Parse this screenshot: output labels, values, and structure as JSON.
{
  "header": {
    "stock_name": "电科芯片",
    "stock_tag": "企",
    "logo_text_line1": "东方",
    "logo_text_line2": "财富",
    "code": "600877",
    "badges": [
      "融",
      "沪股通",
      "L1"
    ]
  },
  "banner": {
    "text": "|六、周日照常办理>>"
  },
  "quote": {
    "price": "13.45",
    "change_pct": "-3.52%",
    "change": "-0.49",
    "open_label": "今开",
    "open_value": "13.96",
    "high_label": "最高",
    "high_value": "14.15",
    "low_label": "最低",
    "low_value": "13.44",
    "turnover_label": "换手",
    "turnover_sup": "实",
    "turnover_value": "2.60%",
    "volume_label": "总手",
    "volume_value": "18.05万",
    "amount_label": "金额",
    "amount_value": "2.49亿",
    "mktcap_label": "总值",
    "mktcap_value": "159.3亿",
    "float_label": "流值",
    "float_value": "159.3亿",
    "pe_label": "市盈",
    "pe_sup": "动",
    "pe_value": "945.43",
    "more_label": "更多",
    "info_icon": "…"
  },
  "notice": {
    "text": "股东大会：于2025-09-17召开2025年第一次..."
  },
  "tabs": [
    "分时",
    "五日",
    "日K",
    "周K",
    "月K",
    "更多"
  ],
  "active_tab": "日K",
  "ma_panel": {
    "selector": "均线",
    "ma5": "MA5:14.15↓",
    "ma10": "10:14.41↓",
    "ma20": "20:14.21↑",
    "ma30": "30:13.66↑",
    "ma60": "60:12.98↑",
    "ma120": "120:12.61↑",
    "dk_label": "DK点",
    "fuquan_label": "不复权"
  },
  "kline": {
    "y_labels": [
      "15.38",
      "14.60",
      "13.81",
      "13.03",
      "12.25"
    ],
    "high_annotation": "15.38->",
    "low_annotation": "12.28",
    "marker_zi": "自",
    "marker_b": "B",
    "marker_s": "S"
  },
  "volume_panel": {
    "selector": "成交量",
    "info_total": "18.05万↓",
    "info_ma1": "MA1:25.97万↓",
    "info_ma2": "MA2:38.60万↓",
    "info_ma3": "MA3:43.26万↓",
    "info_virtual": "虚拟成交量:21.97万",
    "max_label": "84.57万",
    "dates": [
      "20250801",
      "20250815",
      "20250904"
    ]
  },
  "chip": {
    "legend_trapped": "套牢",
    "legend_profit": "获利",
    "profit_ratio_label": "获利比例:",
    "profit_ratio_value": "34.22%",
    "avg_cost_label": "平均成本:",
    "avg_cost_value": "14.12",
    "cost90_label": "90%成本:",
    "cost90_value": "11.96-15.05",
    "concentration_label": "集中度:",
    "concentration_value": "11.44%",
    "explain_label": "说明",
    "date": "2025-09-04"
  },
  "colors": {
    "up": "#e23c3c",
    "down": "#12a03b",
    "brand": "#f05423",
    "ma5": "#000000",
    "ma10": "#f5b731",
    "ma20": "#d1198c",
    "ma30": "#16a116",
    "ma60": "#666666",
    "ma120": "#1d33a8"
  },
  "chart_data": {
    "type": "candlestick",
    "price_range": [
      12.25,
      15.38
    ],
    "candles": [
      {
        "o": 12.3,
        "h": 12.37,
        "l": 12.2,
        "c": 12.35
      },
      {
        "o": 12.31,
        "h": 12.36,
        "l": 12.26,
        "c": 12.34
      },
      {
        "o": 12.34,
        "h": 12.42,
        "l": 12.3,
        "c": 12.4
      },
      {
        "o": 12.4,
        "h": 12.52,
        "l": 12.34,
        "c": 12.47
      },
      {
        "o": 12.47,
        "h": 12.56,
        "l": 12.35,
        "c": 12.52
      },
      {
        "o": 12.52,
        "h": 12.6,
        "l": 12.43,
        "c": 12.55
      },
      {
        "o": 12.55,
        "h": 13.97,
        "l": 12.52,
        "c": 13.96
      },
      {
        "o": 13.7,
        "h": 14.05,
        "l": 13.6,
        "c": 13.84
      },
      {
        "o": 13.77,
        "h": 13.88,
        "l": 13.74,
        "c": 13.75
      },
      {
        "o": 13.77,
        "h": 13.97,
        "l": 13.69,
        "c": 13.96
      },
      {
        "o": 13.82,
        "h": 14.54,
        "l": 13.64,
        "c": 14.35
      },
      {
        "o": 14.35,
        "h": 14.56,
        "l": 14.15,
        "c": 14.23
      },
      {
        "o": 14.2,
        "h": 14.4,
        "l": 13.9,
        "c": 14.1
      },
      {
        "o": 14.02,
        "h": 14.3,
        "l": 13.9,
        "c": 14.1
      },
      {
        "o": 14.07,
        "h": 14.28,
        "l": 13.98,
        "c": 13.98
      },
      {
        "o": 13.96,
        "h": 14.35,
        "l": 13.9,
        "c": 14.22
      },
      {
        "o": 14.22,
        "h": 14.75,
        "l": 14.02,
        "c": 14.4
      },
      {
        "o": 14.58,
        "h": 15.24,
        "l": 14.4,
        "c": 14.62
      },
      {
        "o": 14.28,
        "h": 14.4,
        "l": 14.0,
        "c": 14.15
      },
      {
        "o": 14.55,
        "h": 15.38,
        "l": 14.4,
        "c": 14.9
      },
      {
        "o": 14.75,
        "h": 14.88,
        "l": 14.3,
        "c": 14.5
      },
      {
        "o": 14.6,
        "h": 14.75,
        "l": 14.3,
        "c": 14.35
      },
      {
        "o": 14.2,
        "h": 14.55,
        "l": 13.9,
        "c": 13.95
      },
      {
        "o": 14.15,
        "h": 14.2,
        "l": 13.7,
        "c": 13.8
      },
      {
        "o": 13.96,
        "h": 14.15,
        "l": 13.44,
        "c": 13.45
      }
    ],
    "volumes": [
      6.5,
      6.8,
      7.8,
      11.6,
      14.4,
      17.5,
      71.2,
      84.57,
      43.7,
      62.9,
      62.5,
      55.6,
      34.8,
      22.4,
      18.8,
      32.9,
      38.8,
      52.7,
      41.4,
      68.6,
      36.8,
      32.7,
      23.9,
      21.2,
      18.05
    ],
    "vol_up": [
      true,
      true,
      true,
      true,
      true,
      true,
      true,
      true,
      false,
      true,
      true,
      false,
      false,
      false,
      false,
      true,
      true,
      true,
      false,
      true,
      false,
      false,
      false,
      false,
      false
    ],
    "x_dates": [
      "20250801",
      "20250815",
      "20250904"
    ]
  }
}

WRITTEN REQUEST ::
Give all the entries again exactly; leave none out.

RESPONSE FOR THIS EXERCISE ::
Parse this screenshot: output labels, values, and structure as JSON.
{
  "header": {
    "stock_name": "电科芯片",
    "stock_tag": "企",
    "logo_text_line1": "东方",
    "logo_text_line2": "财富",
    "code": "600877",
    "badges": [
      "融",
      "沪股通",
      "L1"
    ]
  },
  "banner": {
    "text": "|六、周日照常办理>>"
  },
  "quote": {
    "price": "13.45",
    "change_pct": "-3.52%",
    "change": "-0.49",
    "open_label": "今开",
    "open_value": "13.96",
    "high_label": "最高",
    "high_value": "14.15",
    "low_label": "最低",
    "low_value": "13.44",
    "turnover_label": "换手",
    "turnover_sup": "实",
    "turnover_value": "2.60%",
    "volume_label": "总手",
    "volume_value": "18.05万",
    "amount_label": "金额",
    "amount_value": "2.49亿",
    "mktcap_label": "总值",
    "mktcap_value": "159.3亿",
    "float_label": "流值",
    "float_value": "159.3亿",
    "pe_label": "市盈",
    "pe_sup": "动",
    "pe_value": "945.43",
    "more_label": "更多",
    "info_icon": "…"
  },
  "notice": {
    "text": "股东大会：于2025-09-17召开2025年第一次..."
  },
  "tabs": [
    "分时",
    "五日",
    "日K",
    "周K",
    "月K",
    "更多"
  ],
  "active_tab": "日K",
  "ma_panel": {
    "selector": "均线",
    "ma5": "MA5:14.15↓",
    "ma10": "10:14.41↓",
    "ma20": "20:14.21↑",
    "ma30": "30:13.66↑",
    "ma60": "60:12.98↑",
    "ma120": "120:12.61↑",
    "dk_label": "DK点",
    "fuquan_label": "不复权"
  },
  "kline": {
    "y_labels": [
      "15.38",
      "14.60",
      "13.81",
      "13.03",
      "12.25"
    ],
    "high_annotation": "15.38->",
    "low_annotation": "12.28",
    "marker_zi": "自",
    "marker_b": "B",
    "marker_s": "S"
  },
  "volume_panel": {
    "selector": "成交量",
    "info_total": "18.05万↓",
    "info_ma1": "MA1:25.97万↓",
    "info_ma2": "MA2:38.60万↓",
    "info_ma3": "MA3:43.26万↓",
    "info_virtual": "虚拟成交量:21.97万",
    "max_label": "84.57万",
    "dates": [
      "20250801",
      "20250815",
      "20250904"
    ]
  },
  "chip": {
    "legend_trapped": "套牢",
    "legend_profit": "获利",
    "profit_ratio_label": "获利比例:",
    "profit_ratio_value": "34.22%",
    "avg_cost_label": "平均成本:",
    "avg_cost_value": "14.12",
    "cost90_label": "90%成本:",
    "cost90_value": "11.96-15.05",
    "concentration_label": "集中度:",
    "concentration_value": "11.44%",
    "explain_label": "说明",
    "date": "2025-09-04"
  },
  "colors": {
    "up": "#e23c3c",
    "down": "#12a03b",
    "brand": "#f05423",
    "ma5": "#000000",
    "ma10": "#f5b731",
    "ma20": "#d1198c",
    "ma30": "#16a116",
    "ma60": "#666666",
    "ma120": "#1d33a8"
  },
  "chart_data": {
    "type": "candlestick",
    "price_range": [
      12.25,
      15.38
    ],
    "candles": [
      {
        "o": 12.3,
        "h": 12.37,
        "l": 12.2,
        "c": 12.35
      },
      {
        "o": 12.31,
        "h": 12.36,
        "l": 12.26,
        "c": 12.34
      },
      {
        "o": 12.34,
        "h": 12.42,
        "l": 12.3,
        "c": 12.4
      },
      {
        "o": 12.4,
        "h": 12.52,
        "l": 12.34,
        "c": 12.47
      },
      {
        "o": 12.47,
        "h": 12.56,
        "l": 12.35,
        "c": 12.52
      },
      {
        "o": 12.52,
        "h": 12.6,
        "l": 12.43,
        "c": 12.55
      },
      {
        "o": 12.55,
        "h": 13.97,
        "l": 12.52,
        "c": 13.96
      },
      {
        "o": 13.7,
        "h": 14.05,
        "l": 13.6,
        "c": 13.84
      },
      {
        "o": 13.77,
        "h": 13.88,
        "l": 13.74,
        "c": 13.75
      },
      {
        "o": 13.77,
        "h": 13.97,
        "l": 13.69,
        "c": 13.96
      },
      {
        "o": 13.82,
        "h": 14.54,
        "l": 13.64,
        "c": 14.35
      },
      {
        "o": 14.35,
        "h": 14.56,
        "l": 14.15,
        "c": 14.23
      },
      {
        "o": 14.2,
        "h": 14.4,
        "l": 13.9,
        "c": 14.1
      },
      {
        "o": 14.02,
        "h": 14.3,
        "l": 13.9,
        "c": 14.1
      },
      {
        "o": 14.07,
        "h": 14.28,
        "l": 13.98,
        "c": 13.98
      },
      {
        "o": 13.96,
        "h": 14.35,
        "l": 13.9,
        "c": 14.22
      },
      {
        "o": 14.22,
        "h": 14.75,
        "l": 14.02,
        "c": 14.4
      },
      {
        "o": 14.58,
        "h": 15.24,
        "l": 14.4,
        "c": 14.62
      },
      {
        "o": 14.28,
        "h": 14.4,
        "l": 14.0,
        "c": 14.15
      },
      {
        "o": 14.55,
        "h": 15.38,
        "l": 14.4,
        "c": 14.9
      },
      {
        "o": 14.75,
        "h": 14.88,
        "l": 14.3,
        "c": 14.5
      },
      {
        "o": 14.6,
        "h": 14.75,
        "l": 14.3,
        "c": 14.35
      },
      {
        "o": 14.2,
        "h": 14.55,
        "l": 13.9,
        "c": 13.95
      },
      {
        "o": 14.15,
        "h": 14.2,
        "l": 13.7,
        "c": 13.8
      },
      {
        "o": 13.96,
        "h": 14.15,
        "l": 13.44,
        "c": 13.45
      }
    ],
    "volumes": [
      6.5,
      6.8,
      7.8,
      11.6,
      14.4,
      17.5,
      71.2,
      84.57,
      43.7,
      62.9,
      62.5,
      55.6,
      34.8,
      22.4,
      18.8,
      32.9,
      38.8,
      52.7,
      41.4,
      68.6,
      36.8,
      32.7,
      23.9,
      21.2,
      18.05
    ],
    "vol_up": [
      true,
      true,
      true,
      true,
      true,
      true,
      true,
      true,
      false,
      true,
      true,
      false,
      false,
      false,
      false,
      true,
      true,
      true,
      false,
      true,
      false,
      false,
      false,
      false,
      false
    ],
    "x_dates": [
      "20250801",
      "20250815",
      "20250904"
    ]
  }
}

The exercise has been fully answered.